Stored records

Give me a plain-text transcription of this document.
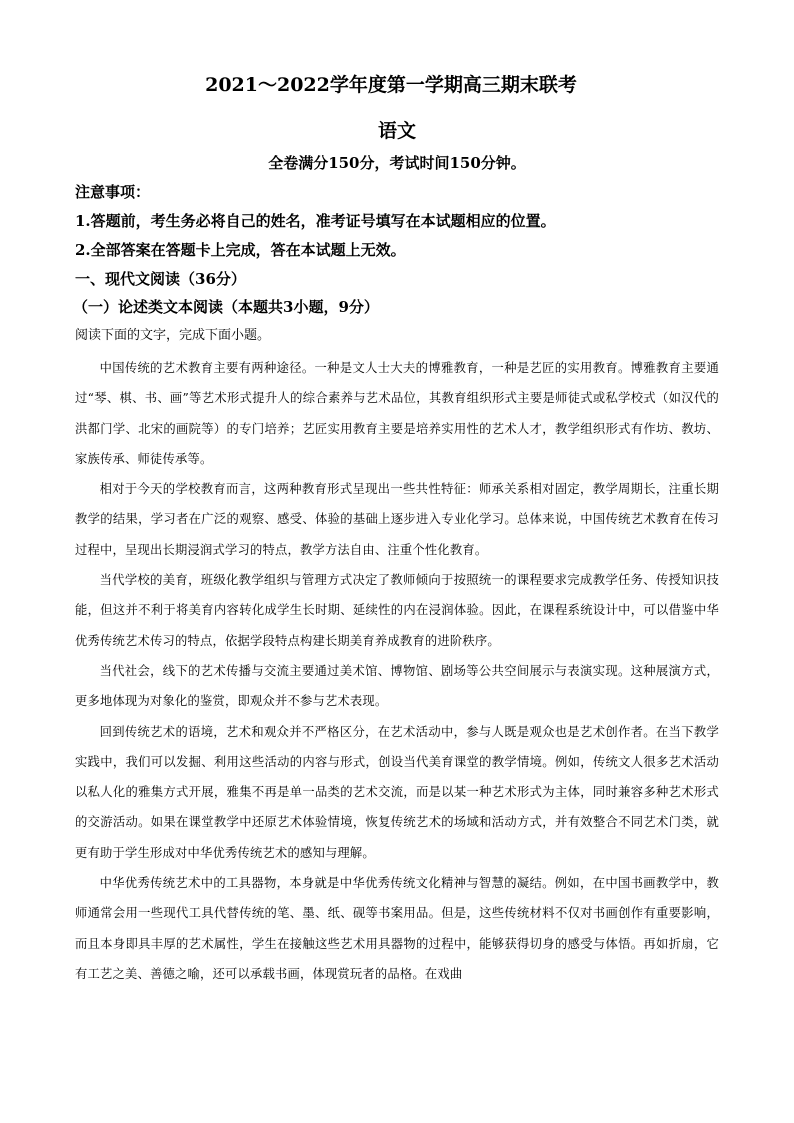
2021～2022学年度第一学期高三期末联考
语文

全卷满分150分，考试时间150分钟。

注意事项：

1.答题前，考生务必将自己的姓名，准考证号填写在本试题相应的位置。

2.全部答案在答题卡上完成，答在本试题上无效。

一、现代文阅读（36分）

（一）论述类文本阅读（本题共3小题，9分）

阅读下面的文字，完成下面小题。

中国传统的艺术教育主要有两种途径。一种是文人士大夫的博雅教育，一种是艺匠的实用教育。博雅教育主要通过“琴、棋、书、画”等艺术形式提升人的综合素养与艺术品位，其教育组织形式主要是师徒式或私学校式（如汉代的洪都门学、北宋的画院等）的专门培养；艺匠实用教育主要是培养实用性的艺术人才，教学组织形式有作坊、教坊、家族传承、师徒传承等。

相对于今天的学校教育而言，这两种教育形式呈现出一些共性特征：师承关系相对固定，教学周期长，注重长期教学的结果，学习者在广泛的观察、感受、体验的基础上逐步进入专业化学习。总体来说，中国传统艺术教育在传习过程中，呈现出长期浸润式学习的特点，教学方法自由、注重个性化教育。

当代学校的美育，班级化教学组织与管理方式决定了教师倾向于按照统一的课程要求完成教学任务、传授知识技能，但这并不利于将美育内容转化成学生长时期、延续性的内在浸润体验。因此，在课程系统设计中，可以借鉴中华优秀传统艺术传习的特点，依据学段特点构建长期美育养成教育的进阶秩序。

当代社会，线下的艺术传播与交流主要通过美术馆、博物馆、剧场等公共空间展示与表演实现。这种展演方式，更多地体现为对象化的鉴赏，即观众并不参与艺术表现。

回到传统艺术的语境，艺术和观众并不严格区分，在艺术活动中，参与人既是观众也是艺术创作者。在当下教学实践中，我们可以发掘、利用这些活动的内容与形式，创设当代美育课堂的教学情境。例如，传统文人很多艺术活动以私人化的雅集方式开展，雅集不再是单一品类的艺术交流，而是以某一种艺术形式为主体，同时兼容多种艺术形式的交游活动。如果在课堂教学中还原艺术体验情境，恢复传统艺术的场域和活动方式，并有效整合不同艺术门类，就更有助于学生形成对中华优秀传统艺术的感知与理解。

中华优秀传统艺术中的工具器物，本身就是中华优秀传统文化精神与智慧的凝结。例如，在中国书画教学中，教师通常会用一些现代工具代替传统的笔、墨、纸、砚等书案用品。但是，这些传统材料不仅对书画创作有重要影响，而且本身即具丰厚的艺术属性，学生在接触这些艺术用具器物的过程中，能够获得切身的感受与体悟。再如折扇，它有工艺之美、善德之喻，还可以承载书画，体现赏玩者的品格。在戏曲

- **WHAT YOU ARE ASKED TO DO**:
Copy out each line exactly, without the pictures.

- **PROBLEM SOLUTION**:
Give me a plain-text transcription of this document.
2021～2022学年度第一学期高三期末联考
语文

全卷满分150分，考试时间150分钟。

注意事项：

1.答题前，考生务必将自己的姓名，准考证号填写在本试题相应的位置。

2.全部答案在答题卡上完成，答在本试题上无效。

一、现代文阅读（36分）

（一）论述类文本阅读（本题共3小题，9分）

阅读下面的文字，完成下面小题。

中国传统的艺术教育主要有两种途径。一种是文人士大夫的博雅教育，一种是艺匠的实用教育。博雅教育主要通过“琴、棋、书、画”等艺术形式提升人的综合素养与艺术品位，其教育组织形式主要是师徒式或私学校式（如汉代的洪都门学、北宋的画院等）的专门培养；艺匠实用教育主要是培养实用性的艺术人才，教学组织形式有作坊、教坊、家族传承、师徒传承等。

相对于今天的学校教育而言，这两种教育形式呈现出一些共性特征：师承关系相对固定，教学周期长，注重长期教学的结果，学习者在广泛的观察、感受、体验的基础上逐步进入专业化学习。总体来说，中国传统艺术教育在传习过程中，呈现出长期浸润式学习的特点，教学方法自由、注重个性化教育。

当代学校的美育，班级化教学组织与管理方式决定了教师倾向于按照统一的课程要求完成教学任务、传授知识技能，但这并不利于将美育内容转化成学生长时期、延续性的内在浸润体验。因此，在课程系统设计中，可以借鉴中华优秀传统艺术传习的特点，依据学段特点构建长期美育养成教育的进阶秩序。

当代社会，线下的艺术传播与交流主要通过美术馆、博物馆、剧场等公共空间展示与表演实现。这种展演方式，更多地体现为对象化的鉴赏，即观众并不参与艺术表现。

回到传统艺术的语境，艺术和观众并不严格区分，在艺术活动中，参与人既是观众也是艺术创作者。在当下教学实践中，我们可以发掘、利用这些活动的内容与形式，创设当代美育课堂的教学情境。例如，传统文人很多艺术活动以私人化的雅集方式开展，雅集不再是单一品类的艺术交流，而是以某一种艺术形式为主体，同时兼容多种艺术形式的交游活动。如果在课堂教学中还原艺术体验情境，恢复传统艺术的场域和活动方式，并有效整合不同艺术门类，就更有助于学生形成对中华优秀传统艺术的感知与理解。

中华优秀传统艺术中的工具器物，本身就是中华优秀传统文化精神与智慧的凝结。例如，在中国书画教学中，教师通常会用一些现代工具代替传统的笔、墨、纸、砚等书案用品。但是，这些传统材料不仅对书画创作有重要影响，而且本身即具丰厚的艺术属性，学生在接触这些艺术用具器物的过程中，能够获得切身的感受与体悟。再如折扇，它有工艺之美、善德之喻，还可以承载书画，体现赏玩者的品格。在戏曲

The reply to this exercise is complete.